Records follow. Copy every line with "COVER".

-- Begin ENTRIES PROVIDED --

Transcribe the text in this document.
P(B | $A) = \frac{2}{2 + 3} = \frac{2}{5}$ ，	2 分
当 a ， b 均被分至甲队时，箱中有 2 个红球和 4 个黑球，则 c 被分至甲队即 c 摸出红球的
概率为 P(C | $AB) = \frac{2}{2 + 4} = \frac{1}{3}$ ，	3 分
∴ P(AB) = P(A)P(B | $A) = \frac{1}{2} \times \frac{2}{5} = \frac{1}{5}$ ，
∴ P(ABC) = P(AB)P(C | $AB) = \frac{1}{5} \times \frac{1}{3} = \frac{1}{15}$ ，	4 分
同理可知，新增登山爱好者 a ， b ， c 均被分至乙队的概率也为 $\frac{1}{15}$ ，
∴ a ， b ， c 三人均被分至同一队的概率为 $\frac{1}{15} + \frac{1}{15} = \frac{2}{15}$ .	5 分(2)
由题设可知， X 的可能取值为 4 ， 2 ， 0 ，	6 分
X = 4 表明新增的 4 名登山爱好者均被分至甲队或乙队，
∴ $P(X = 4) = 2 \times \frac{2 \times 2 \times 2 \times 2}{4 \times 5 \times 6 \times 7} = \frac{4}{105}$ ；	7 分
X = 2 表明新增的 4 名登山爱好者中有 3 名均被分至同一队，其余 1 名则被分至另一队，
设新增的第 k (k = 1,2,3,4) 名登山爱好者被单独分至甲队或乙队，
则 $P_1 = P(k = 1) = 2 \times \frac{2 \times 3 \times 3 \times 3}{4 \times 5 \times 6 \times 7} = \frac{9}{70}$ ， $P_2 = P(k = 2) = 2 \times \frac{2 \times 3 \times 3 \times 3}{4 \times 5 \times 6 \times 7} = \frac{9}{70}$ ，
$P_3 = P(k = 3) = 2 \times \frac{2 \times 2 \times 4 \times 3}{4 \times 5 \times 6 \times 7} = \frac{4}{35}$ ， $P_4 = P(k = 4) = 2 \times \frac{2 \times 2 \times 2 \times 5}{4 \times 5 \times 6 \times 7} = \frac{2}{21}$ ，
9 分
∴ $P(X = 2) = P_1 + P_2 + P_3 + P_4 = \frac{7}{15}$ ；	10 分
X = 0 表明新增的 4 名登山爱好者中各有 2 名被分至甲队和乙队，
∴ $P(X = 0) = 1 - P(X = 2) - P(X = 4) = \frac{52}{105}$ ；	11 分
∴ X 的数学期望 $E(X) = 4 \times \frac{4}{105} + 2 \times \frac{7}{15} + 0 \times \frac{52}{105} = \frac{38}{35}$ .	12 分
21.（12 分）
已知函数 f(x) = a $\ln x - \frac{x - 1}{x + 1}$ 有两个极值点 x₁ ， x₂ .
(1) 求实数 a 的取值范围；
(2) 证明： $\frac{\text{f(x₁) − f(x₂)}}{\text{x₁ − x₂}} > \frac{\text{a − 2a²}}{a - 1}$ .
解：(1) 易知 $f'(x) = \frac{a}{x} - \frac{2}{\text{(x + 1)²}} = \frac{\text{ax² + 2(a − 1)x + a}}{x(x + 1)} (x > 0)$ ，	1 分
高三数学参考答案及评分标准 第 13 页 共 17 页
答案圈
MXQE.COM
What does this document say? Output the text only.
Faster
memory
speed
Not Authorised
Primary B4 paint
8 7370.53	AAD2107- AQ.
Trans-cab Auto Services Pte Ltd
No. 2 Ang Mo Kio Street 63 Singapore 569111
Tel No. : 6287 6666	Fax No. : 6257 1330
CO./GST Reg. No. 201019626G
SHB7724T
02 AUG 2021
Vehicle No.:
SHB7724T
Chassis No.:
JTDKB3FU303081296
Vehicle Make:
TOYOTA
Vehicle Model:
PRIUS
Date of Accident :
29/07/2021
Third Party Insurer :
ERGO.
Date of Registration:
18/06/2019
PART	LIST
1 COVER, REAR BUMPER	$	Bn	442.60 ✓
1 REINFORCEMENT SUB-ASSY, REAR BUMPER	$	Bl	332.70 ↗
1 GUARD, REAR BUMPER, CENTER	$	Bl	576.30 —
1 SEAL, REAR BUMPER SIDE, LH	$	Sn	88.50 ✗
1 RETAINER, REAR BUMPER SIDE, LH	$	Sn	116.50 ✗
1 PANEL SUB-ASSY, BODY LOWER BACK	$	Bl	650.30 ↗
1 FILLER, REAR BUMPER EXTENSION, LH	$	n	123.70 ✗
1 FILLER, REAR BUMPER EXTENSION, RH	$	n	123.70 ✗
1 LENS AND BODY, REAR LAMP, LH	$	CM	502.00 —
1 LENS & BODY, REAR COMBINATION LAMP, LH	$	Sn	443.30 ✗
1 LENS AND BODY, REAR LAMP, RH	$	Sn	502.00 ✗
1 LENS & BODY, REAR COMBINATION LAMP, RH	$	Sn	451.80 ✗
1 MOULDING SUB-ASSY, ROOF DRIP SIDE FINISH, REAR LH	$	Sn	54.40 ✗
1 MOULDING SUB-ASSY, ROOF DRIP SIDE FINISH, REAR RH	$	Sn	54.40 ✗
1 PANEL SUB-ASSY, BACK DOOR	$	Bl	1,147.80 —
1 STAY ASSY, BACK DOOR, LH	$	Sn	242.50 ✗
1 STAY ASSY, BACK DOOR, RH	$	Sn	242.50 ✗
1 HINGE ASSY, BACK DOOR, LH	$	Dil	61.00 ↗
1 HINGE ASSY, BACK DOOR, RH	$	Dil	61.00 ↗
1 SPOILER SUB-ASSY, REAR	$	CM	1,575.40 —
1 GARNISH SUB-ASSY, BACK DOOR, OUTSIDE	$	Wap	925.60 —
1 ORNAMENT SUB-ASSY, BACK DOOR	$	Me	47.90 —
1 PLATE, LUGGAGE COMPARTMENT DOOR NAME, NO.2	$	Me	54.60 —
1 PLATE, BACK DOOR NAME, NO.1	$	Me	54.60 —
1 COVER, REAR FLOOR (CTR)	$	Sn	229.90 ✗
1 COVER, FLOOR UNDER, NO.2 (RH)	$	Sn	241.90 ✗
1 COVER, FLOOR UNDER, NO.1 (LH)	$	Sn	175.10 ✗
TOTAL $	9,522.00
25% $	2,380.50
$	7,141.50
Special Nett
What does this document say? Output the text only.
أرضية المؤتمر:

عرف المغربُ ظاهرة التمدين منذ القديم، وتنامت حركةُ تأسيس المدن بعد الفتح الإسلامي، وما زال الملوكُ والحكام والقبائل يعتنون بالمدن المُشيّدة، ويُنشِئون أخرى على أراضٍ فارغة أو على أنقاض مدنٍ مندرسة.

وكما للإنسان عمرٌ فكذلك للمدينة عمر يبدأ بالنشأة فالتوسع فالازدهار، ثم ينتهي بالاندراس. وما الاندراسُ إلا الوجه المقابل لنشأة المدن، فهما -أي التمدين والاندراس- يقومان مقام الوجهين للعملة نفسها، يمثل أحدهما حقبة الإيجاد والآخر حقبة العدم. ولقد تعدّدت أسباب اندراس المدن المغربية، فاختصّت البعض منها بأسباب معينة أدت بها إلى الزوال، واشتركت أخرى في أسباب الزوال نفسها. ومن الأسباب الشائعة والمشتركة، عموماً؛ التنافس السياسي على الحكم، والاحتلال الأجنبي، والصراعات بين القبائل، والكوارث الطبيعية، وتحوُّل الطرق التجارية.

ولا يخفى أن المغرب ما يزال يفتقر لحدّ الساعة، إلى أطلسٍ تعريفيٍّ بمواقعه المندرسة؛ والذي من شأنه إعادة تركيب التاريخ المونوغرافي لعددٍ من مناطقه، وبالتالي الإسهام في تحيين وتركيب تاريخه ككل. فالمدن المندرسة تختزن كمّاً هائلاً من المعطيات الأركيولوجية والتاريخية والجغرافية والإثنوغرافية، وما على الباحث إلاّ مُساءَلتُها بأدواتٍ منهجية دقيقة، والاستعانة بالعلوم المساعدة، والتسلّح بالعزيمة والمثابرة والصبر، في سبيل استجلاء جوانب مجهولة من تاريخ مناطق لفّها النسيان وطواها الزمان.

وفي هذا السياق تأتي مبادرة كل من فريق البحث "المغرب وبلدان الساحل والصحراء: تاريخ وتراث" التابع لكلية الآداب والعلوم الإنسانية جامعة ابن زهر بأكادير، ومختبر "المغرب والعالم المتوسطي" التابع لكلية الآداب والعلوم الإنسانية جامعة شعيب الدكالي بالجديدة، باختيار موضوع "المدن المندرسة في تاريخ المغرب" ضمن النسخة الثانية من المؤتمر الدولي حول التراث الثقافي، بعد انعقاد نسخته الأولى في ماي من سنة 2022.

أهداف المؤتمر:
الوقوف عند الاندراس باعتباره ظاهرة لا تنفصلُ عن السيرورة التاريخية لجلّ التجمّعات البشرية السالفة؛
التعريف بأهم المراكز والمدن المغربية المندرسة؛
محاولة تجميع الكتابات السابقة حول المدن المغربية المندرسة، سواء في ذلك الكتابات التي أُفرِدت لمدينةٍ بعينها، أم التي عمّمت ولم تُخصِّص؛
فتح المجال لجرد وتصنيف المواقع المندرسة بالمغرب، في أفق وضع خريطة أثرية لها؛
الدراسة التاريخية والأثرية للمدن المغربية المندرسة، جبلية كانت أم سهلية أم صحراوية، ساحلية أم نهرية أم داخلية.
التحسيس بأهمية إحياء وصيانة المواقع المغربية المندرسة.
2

-- End ENTRIES PROVIDED --

-- THE RESPONSE --
1 COVER, REAR BUMPER	$	Bn	442.60 ✓
1 COVER, REAR FLOOR (CTR)	$	Sn	229.90 ✗
1 COVER, FLOOR UNDER, NO.2 (RH)	$	Sn	241.90 ✗
1 COVER, FLOOR UNDER, NO.1 (LH)	$	Sn	175.10 ✗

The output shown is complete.